Brief
Output the material word for word. Leave each picture out.

[BEGIN Supplied material]

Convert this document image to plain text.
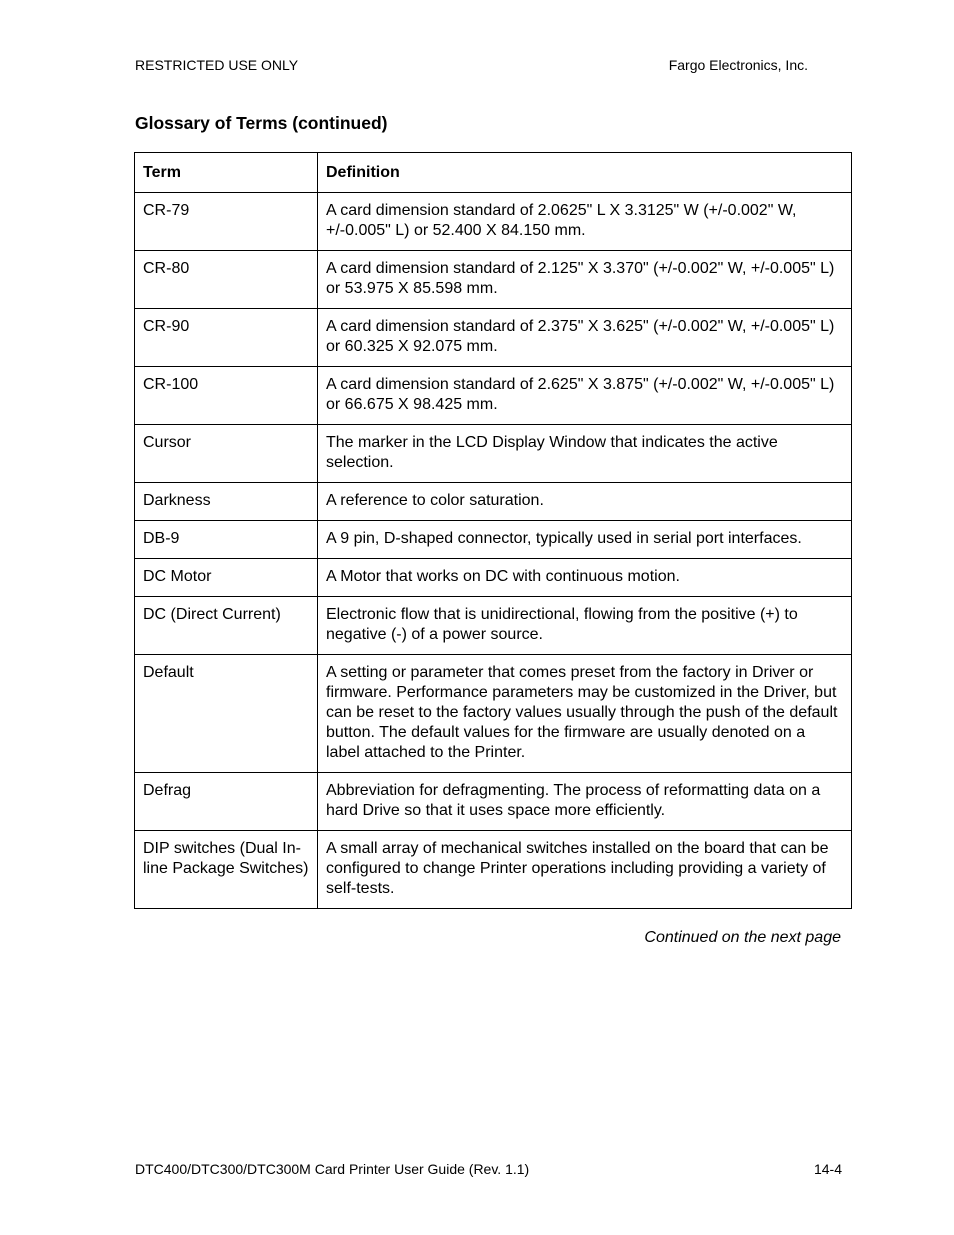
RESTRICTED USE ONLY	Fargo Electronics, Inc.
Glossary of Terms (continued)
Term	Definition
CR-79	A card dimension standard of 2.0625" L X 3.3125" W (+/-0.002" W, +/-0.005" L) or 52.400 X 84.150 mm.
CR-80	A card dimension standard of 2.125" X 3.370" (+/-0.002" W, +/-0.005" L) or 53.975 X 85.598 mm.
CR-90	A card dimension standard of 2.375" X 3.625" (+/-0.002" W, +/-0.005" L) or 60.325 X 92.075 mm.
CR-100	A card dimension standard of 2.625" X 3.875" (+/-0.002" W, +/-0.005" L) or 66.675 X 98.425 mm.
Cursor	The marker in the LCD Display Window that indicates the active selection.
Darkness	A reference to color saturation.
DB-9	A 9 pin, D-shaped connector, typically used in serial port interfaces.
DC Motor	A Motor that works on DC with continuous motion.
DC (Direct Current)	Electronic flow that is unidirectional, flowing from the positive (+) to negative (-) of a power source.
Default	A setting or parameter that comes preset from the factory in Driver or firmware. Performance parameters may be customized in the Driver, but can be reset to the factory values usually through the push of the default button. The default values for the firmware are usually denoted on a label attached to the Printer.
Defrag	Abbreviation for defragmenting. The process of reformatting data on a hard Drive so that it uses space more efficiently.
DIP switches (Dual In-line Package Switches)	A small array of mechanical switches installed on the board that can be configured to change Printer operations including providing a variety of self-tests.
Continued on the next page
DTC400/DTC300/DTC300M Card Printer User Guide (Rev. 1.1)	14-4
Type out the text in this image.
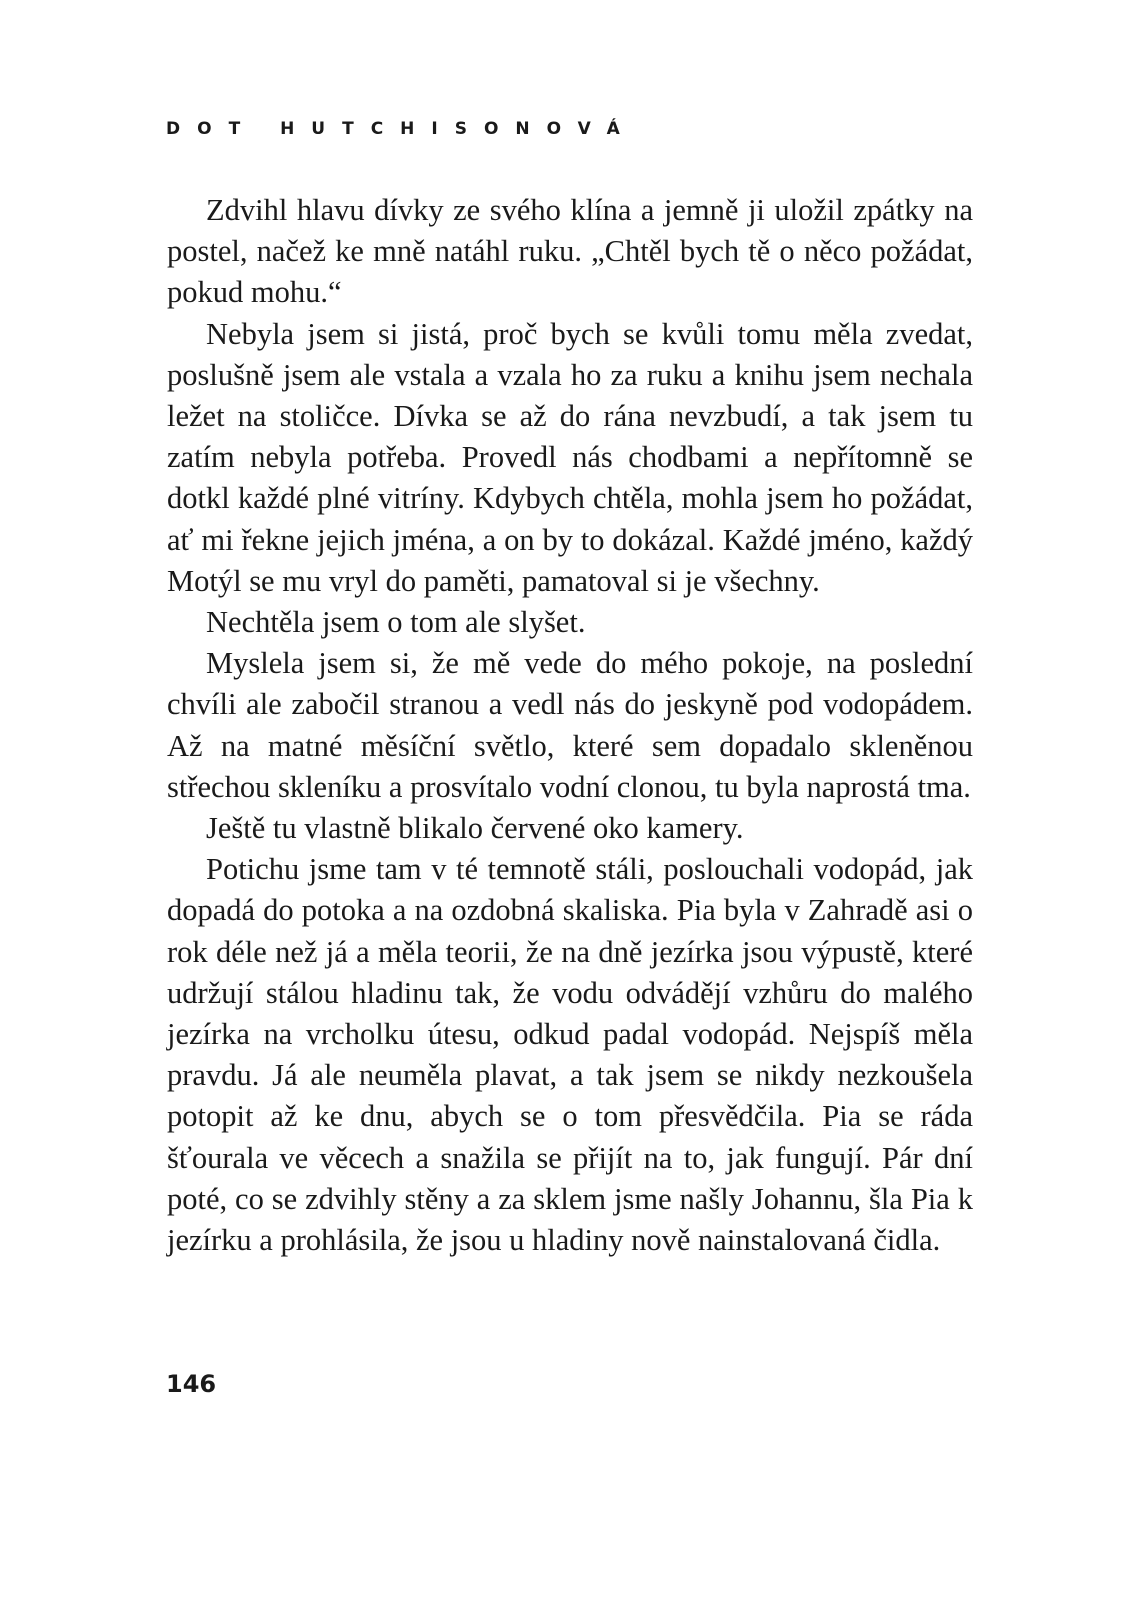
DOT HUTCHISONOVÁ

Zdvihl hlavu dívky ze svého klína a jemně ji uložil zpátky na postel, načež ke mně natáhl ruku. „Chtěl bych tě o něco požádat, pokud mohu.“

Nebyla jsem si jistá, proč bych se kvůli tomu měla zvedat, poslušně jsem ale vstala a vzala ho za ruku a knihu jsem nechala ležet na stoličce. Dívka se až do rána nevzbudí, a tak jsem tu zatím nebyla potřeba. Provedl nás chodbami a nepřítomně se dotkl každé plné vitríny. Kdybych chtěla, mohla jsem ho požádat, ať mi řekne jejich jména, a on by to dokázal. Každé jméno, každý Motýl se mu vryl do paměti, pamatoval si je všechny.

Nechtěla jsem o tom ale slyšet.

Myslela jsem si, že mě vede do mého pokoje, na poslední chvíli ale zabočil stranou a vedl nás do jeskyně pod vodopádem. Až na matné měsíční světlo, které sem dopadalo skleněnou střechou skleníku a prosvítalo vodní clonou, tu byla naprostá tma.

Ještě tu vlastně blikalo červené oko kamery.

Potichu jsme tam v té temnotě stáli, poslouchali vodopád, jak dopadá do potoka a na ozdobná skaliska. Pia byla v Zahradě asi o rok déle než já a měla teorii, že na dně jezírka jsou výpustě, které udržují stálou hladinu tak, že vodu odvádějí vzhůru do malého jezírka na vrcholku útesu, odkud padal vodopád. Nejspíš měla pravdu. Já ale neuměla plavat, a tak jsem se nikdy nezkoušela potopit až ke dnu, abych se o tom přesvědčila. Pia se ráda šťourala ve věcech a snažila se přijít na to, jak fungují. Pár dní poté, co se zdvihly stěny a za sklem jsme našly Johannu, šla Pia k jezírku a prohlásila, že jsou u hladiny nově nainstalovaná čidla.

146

[END Supplied material]

Full response
Convert this document image to plain text.
RESTRICTED USE ONLY	Fargo Electronics, Inc.
Glossary of Terms (continued)
Term	Definition
CR-79	A card dimension standard of 2.0625" L X 3.3125" W (+/-0.002" W, +/-0.005" L) or 52.400 X 84.150 mm.
CR-80	A card dimension standard of 2.125" X 3.370" (+/-0.002" W, +/-0.005" L) or 53.975 X 85.598 mm.
CR-90	A card dimension standard of 2.375" X 3.625" (+/-0.002" W, +/-0.005" L) or 60.325 X 92.075 mm.
CR-100	A card dimension standard of 2.625" X 3.875" (+/-0.002" W, +/-0.005" L) or 66.675 X 98.425 mm.
Cursor	The marker in the LCD Display Window that indicates the active selection.
Darkness	A reference to color saturation.
DB-9	A 9 pin, D-shaped connector, typically used in serial port interfaces.
DC Motor	A Motor that works on DC with continuous motion.
DC (Direct Current)	Electronic flow that is unidirectional, flowing from the positive (+) to negative (-) of a power source.
Default	A setting or parameter that comes preset from the factory in Driver or firmware. Performance parameters may be customized in the Driver, but can be reset to the factory values usually through the push of the default button. The default values for the firmware are usually denoted on a label attached to the Printer.
Defrag	Abbreviation for defragmenting. The process of reformatting data on a hard Drive so that it uses space more efficiently.
DIP switches (Dual In-line Package Switches)	A small array of mechanical switches installed on the board that can be configured to change Printer operations including providing a variety of self-tests.
Continued on the next page
DTC400/DTC300/DTC300M Card Printer User Guide (Rev. 1.1)	14-4
Type out the text in this image.
DOT HUTCHISONOVÁ

Zdvihl hlavu dívky ze svého klína a jemně ji uložil zpátky na postel, načež ke mně natáhl ruku. „Chtěl bych tě o něco požádat, pokud mohu.“

Nebyla jsem si jistá, proč bych se kvůli tomu měla zvedat, poslušně jsem ale vstala a vzala ho za ruku a knihu jsem nechala ležet na stoličce. Dívka se až do rána nevzbudí, a tak jsem tu zatím nebyla potřeba. Provedl nás chodbami a nepřítomně se dotkl každé plné vitríny. Kdybych chtěla, mohla jsem ho požádat, ať mi řekne jejich jména, a on by to dokázal. Každé jméno, každý Motýl se mu vryl do paměti, pamatoval si je všechny.

Nechtěla jsem o tom ale slyšet.

Myslela jsem si, že mě vede do mého pokoje, na poslední chvíli ale zabočil stranou a vedl nás do jeskyně pod vodopádem. Až na matné měsíční světlo, které sem dopadalo skleněnou střechou skleníku a prosvítalo vodní clonou, tu byla naprostá tma.

Ještě tu vlastně blikalo červené oko kamery.

Potichu jsme tam v té temnotě stáli, poslouchali vodopád, jak dopadá do potoka a na ozdobná skaliska. Pia byla v Zahradě asi o rok déle než já a měla teorii, že na dně jezírka jsou výpustě, které udržují stálou hladinu tak, že vodu odvádějí vzhůru do malého jezírka na vrcholku útesu, odkud padal vodopád. Nejspíš měla pravdu. Já ale neuměla plavat, a tak jsem se nikdy nezkoušela potopit až ke dnu, abych se o tom přesvědčila. Pia se ráda šťourala ve věcech a snažila se přijít na to, jak fungují. Pár dní poté, co se zdvihly stěny a za sklem jsme našly Johannu, šla Pia k jezírku a prohlásila, že jsou u hladiny nově nainstalovaná čidla.

146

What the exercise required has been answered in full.